#### Data for this task
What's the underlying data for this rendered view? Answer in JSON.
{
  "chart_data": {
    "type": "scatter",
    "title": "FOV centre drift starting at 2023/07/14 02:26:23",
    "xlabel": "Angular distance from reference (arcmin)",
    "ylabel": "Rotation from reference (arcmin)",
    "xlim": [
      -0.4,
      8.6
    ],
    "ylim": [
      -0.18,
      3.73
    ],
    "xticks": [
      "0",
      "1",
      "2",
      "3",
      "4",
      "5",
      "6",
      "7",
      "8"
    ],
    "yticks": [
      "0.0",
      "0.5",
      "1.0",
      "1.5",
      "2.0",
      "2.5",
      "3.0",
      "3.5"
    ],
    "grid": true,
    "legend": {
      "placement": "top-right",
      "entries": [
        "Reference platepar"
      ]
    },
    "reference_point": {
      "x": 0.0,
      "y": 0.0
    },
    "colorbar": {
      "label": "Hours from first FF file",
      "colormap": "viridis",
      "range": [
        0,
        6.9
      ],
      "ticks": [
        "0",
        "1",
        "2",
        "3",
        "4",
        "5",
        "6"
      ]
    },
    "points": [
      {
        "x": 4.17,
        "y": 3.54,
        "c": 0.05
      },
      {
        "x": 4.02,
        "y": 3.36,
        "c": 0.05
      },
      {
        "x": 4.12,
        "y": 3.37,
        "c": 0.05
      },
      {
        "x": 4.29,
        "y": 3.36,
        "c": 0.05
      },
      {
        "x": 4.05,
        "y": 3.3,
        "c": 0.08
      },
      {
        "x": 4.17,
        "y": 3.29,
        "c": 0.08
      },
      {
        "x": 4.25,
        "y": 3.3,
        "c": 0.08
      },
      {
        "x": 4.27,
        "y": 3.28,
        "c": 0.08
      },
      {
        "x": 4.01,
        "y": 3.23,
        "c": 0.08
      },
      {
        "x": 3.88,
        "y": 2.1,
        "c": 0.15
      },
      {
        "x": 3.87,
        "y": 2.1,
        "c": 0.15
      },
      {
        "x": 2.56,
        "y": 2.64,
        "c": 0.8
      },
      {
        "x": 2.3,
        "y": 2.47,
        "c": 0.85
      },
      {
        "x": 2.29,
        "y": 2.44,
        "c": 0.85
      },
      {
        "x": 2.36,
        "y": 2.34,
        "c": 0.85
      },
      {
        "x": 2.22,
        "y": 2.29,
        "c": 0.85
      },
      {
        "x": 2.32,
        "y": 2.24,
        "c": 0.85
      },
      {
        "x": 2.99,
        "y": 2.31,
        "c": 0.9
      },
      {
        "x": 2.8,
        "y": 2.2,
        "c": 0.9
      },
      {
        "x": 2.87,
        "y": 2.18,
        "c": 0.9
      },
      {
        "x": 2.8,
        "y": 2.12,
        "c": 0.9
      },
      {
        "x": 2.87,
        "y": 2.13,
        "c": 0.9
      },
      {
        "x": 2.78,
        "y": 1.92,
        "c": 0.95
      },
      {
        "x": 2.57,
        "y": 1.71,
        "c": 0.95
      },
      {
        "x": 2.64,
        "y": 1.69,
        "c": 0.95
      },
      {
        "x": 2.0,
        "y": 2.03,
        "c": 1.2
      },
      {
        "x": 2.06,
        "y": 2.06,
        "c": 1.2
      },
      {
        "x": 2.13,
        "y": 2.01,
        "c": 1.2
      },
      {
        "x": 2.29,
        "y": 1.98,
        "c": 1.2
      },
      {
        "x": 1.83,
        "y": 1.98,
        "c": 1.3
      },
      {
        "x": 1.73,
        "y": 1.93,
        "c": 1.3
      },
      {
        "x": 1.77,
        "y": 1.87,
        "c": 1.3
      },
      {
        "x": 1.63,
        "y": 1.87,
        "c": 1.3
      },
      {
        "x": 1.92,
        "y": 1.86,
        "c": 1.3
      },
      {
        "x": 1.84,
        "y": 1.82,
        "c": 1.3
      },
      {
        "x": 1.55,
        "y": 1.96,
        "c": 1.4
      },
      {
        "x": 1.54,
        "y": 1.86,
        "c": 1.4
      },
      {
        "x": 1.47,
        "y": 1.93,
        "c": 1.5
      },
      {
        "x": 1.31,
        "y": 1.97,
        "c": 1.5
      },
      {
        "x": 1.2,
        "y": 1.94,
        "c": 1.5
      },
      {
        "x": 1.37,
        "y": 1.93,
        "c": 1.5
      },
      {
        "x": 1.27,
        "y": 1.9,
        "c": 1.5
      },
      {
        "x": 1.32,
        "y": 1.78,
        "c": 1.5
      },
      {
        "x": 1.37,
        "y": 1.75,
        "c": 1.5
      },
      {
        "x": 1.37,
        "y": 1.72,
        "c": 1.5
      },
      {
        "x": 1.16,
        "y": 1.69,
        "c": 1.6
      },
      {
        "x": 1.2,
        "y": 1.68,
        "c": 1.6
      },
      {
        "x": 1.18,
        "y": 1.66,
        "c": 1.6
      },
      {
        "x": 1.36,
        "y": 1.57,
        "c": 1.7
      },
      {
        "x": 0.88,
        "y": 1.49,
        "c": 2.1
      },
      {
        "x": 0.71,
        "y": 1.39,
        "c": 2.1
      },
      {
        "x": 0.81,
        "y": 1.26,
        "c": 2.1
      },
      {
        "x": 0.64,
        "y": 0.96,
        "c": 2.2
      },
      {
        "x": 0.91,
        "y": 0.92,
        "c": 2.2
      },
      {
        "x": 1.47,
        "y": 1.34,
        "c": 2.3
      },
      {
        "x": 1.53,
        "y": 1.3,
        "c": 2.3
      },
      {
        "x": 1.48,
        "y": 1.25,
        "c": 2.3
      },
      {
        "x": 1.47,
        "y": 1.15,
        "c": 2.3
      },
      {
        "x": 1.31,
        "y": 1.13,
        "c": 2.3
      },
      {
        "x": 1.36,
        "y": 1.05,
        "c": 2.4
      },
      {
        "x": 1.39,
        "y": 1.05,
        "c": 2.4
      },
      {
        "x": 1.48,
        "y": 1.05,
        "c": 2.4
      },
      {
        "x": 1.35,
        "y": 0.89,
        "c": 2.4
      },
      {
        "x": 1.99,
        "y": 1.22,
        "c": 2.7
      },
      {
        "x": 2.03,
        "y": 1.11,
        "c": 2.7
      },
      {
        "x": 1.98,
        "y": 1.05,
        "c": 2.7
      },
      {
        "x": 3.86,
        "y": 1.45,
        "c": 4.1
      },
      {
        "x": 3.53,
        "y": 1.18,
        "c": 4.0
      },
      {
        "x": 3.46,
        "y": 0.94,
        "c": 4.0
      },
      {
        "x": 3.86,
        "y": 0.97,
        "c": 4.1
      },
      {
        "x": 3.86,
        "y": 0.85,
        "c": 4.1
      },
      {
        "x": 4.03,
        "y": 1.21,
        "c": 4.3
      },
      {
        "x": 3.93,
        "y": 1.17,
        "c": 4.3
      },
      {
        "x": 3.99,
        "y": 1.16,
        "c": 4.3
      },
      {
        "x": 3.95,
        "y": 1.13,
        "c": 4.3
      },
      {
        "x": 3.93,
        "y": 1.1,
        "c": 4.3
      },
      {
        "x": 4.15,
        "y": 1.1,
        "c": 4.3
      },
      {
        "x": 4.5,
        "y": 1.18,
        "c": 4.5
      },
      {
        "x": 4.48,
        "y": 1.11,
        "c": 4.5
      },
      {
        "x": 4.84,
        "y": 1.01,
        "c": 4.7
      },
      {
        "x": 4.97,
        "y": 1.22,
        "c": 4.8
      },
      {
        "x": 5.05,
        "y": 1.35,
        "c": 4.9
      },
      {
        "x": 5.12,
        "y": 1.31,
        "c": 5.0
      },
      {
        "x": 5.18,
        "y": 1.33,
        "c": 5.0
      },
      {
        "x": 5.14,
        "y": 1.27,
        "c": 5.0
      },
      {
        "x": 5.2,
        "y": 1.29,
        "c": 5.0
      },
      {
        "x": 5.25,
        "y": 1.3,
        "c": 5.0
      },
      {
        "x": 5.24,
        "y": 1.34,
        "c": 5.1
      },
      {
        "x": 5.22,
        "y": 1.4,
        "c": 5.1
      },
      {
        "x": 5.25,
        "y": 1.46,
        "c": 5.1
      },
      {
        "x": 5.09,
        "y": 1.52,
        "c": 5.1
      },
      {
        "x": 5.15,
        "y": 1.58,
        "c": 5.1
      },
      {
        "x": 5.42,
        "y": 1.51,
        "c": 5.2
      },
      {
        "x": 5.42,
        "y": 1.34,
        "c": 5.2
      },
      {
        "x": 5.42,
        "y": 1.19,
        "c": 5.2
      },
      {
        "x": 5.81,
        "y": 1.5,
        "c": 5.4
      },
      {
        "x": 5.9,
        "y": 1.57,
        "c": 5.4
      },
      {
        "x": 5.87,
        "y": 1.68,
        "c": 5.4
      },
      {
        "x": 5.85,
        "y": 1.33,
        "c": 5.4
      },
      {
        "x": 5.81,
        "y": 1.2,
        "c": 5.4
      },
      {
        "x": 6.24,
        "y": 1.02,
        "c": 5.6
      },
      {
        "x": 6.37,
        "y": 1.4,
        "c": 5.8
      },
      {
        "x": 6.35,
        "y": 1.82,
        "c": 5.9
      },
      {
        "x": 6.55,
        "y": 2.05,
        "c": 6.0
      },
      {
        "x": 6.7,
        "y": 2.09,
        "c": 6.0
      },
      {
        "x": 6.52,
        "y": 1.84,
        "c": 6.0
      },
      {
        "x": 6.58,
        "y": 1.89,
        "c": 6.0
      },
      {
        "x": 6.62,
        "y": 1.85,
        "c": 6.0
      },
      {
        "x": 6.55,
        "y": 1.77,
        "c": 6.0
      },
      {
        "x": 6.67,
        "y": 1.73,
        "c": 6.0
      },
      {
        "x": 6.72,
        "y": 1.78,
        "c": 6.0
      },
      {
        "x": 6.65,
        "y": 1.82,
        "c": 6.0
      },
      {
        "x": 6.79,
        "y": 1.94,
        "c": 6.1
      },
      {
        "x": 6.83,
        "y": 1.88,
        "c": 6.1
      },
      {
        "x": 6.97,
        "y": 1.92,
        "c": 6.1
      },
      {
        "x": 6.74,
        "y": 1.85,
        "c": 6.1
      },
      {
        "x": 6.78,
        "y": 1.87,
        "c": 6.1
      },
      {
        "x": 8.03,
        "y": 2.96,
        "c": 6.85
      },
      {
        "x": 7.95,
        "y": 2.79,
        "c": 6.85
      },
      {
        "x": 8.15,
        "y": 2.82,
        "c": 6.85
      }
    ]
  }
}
########
Find the word "from" in the records and pull out each line that has it.

    "xlabel": "Angular distance from reference (arcmin)",
    "ylabel": "Rotation from reference (arcmin)",
      "label": "Hours from first FF file",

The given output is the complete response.